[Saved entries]
────────────────────
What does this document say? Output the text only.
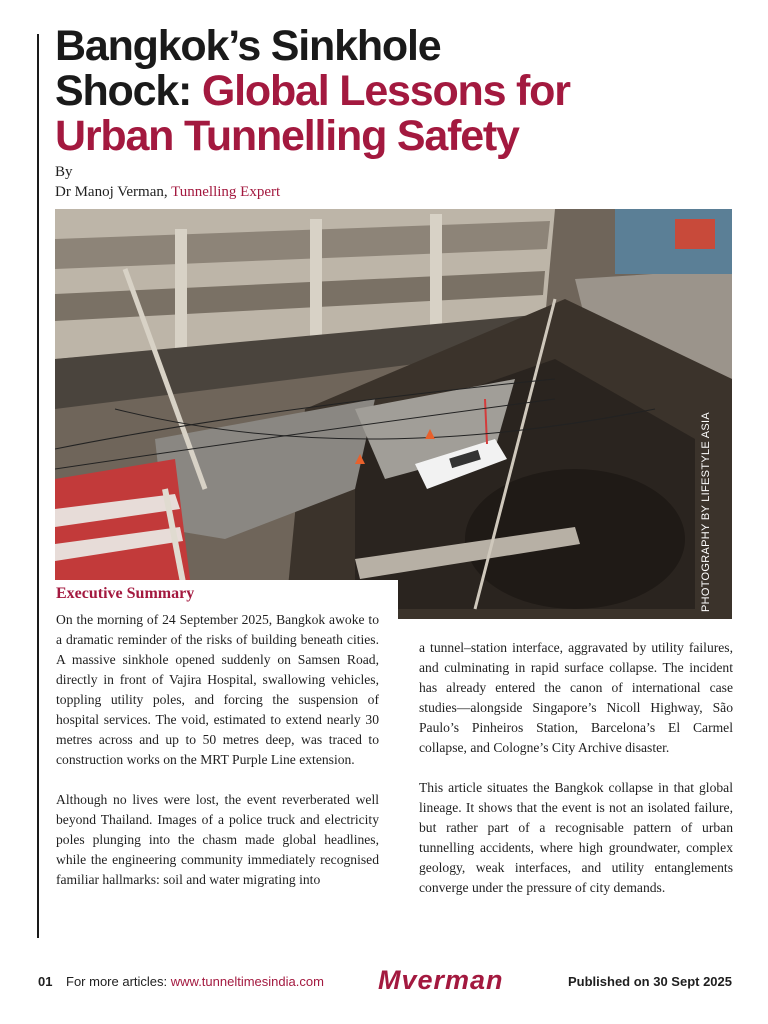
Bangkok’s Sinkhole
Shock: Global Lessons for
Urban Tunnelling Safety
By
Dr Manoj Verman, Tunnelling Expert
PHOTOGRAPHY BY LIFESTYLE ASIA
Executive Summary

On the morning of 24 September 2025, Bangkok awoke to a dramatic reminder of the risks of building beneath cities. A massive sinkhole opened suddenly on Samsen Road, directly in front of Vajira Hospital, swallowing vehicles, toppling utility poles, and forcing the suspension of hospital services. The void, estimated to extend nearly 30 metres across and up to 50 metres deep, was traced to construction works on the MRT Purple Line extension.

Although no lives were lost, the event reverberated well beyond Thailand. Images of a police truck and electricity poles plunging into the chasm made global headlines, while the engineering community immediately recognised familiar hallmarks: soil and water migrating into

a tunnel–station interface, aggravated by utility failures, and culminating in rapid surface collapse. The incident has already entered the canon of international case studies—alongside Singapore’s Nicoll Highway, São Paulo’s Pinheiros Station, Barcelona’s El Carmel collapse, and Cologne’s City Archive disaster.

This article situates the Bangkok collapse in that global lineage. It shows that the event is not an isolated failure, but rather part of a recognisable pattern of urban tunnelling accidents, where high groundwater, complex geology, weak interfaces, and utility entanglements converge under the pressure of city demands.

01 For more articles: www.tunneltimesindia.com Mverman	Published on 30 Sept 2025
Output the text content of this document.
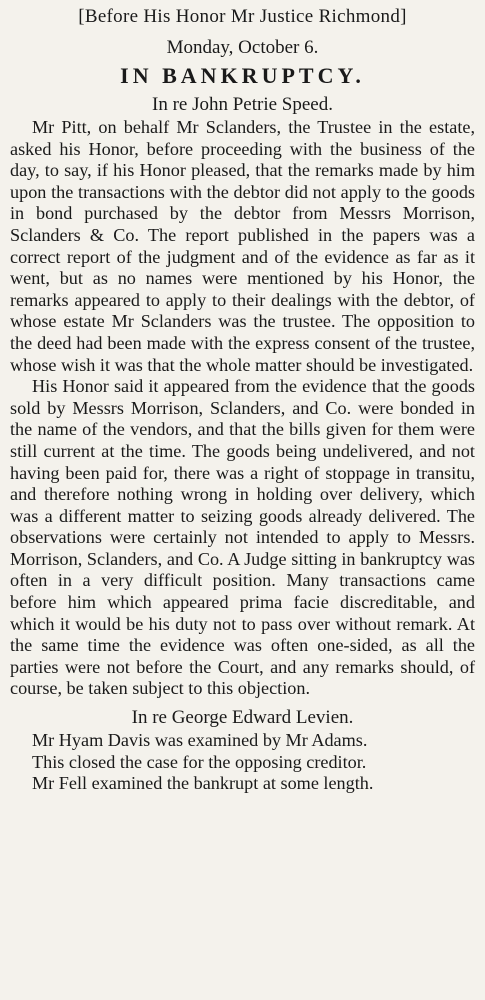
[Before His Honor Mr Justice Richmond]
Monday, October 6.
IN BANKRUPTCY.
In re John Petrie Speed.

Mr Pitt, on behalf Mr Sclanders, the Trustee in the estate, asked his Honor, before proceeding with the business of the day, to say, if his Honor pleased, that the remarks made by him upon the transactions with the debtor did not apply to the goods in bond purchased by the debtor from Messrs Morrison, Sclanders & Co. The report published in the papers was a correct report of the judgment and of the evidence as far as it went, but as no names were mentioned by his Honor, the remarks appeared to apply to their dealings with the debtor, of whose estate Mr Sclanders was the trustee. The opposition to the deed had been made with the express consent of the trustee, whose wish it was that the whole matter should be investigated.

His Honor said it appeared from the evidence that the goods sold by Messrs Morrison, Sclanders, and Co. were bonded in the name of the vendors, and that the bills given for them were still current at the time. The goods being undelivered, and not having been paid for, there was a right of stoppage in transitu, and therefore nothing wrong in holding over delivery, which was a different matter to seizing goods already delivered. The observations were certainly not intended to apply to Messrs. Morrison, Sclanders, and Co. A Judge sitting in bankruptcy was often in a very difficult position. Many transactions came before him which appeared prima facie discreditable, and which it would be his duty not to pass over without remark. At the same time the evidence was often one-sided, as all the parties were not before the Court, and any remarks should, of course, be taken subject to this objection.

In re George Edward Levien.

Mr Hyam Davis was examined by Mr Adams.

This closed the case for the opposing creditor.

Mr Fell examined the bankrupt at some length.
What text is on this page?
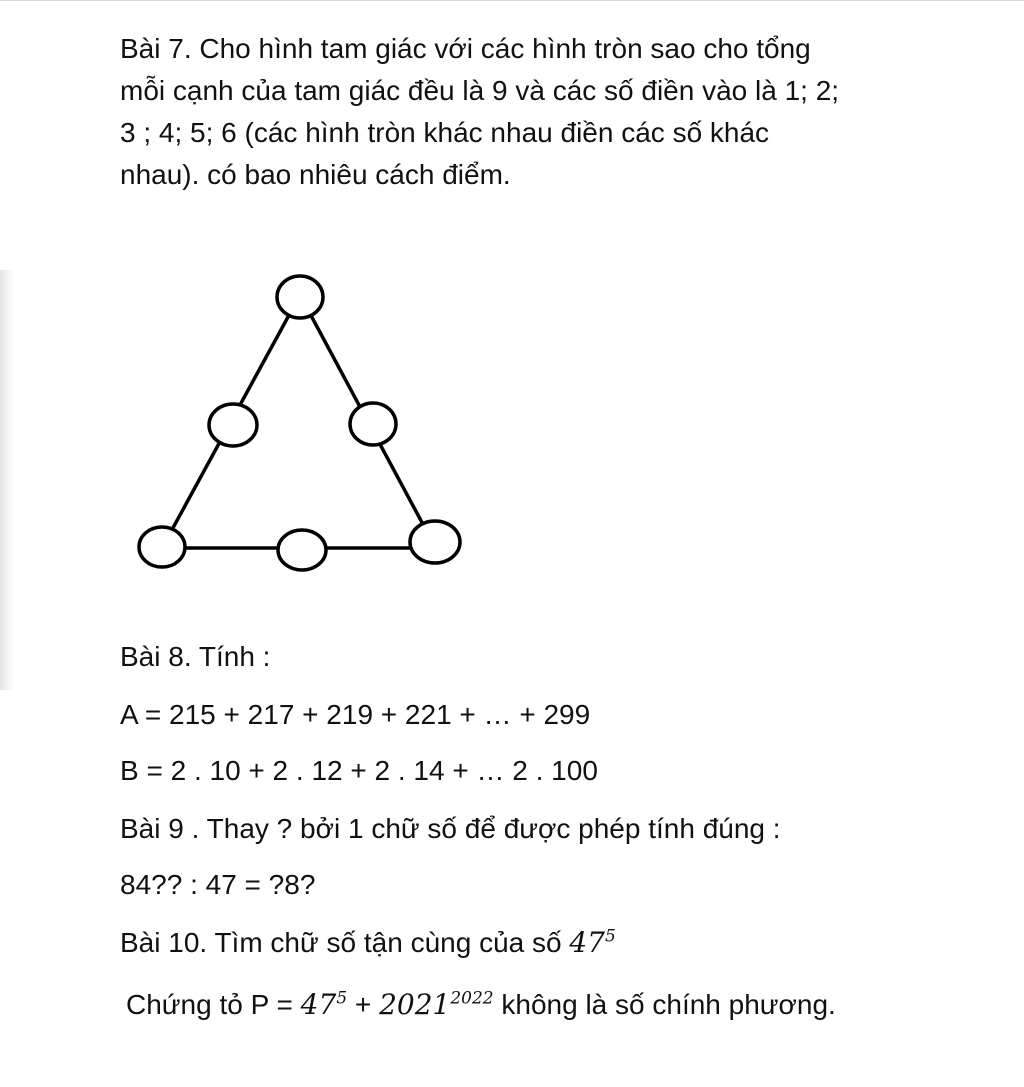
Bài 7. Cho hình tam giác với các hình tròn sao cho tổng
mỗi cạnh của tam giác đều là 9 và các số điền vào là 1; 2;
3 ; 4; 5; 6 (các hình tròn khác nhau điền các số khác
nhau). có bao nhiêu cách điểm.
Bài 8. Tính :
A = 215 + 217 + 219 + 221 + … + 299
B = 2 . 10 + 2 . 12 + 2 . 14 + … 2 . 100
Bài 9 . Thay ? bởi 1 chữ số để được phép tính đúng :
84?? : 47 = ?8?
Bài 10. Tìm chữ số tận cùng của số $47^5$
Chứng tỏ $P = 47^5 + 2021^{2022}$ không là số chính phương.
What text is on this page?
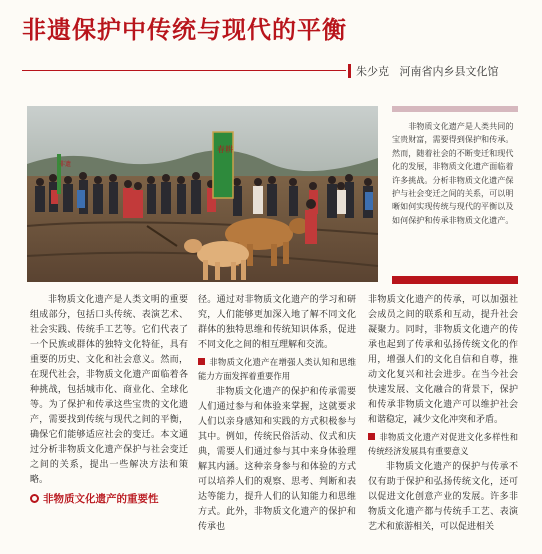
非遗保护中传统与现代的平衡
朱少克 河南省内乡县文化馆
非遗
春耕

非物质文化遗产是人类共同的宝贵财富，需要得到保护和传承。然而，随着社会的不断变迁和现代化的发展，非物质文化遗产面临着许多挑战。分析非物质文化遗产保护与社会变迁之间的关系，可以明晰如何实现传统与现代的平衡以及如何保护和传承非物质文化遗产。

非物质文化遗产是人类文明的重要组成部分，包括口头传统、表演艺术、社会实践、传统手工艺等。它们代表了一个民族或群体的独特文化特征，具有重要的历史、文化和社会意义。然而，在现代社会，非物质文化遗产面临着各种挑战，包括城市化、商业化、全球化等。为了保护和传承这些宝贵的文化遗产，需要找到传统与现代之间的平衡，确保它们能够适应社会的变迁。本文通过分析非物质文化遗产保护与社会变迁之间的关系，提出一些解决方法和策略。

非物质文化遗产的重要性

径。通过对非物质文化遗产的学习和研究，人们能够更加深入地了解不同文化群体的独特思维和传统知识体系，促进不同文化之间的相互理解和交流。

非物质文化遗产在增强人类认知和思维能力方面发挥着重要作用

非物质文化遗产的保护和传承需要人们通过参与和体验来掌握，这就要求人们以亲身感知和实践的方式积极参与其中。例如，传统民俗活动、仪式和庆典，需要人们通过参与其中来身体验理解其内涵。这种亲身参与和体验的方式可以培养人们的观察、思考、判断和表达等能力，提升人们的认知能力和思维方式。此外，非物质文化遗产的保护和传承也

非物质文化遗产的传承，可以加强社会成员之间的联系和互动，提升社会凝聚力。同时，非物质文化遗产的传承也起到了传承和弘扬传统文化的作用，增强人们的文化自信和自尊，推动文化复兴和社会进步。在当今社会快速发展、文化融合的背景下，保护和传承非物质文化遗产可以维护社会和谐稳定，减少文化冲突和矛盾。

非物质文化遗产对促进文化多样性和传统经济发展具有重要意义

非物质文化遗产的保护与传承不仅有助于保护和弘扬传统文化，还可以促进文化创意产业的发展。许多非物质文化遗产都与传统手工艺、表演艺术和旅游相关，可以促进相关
────────────────────
--- Set task ---
Identify every line where the string "Output" appears.

--- Correct result ---
What does this document say? Output the text only.
Output the text content of this document.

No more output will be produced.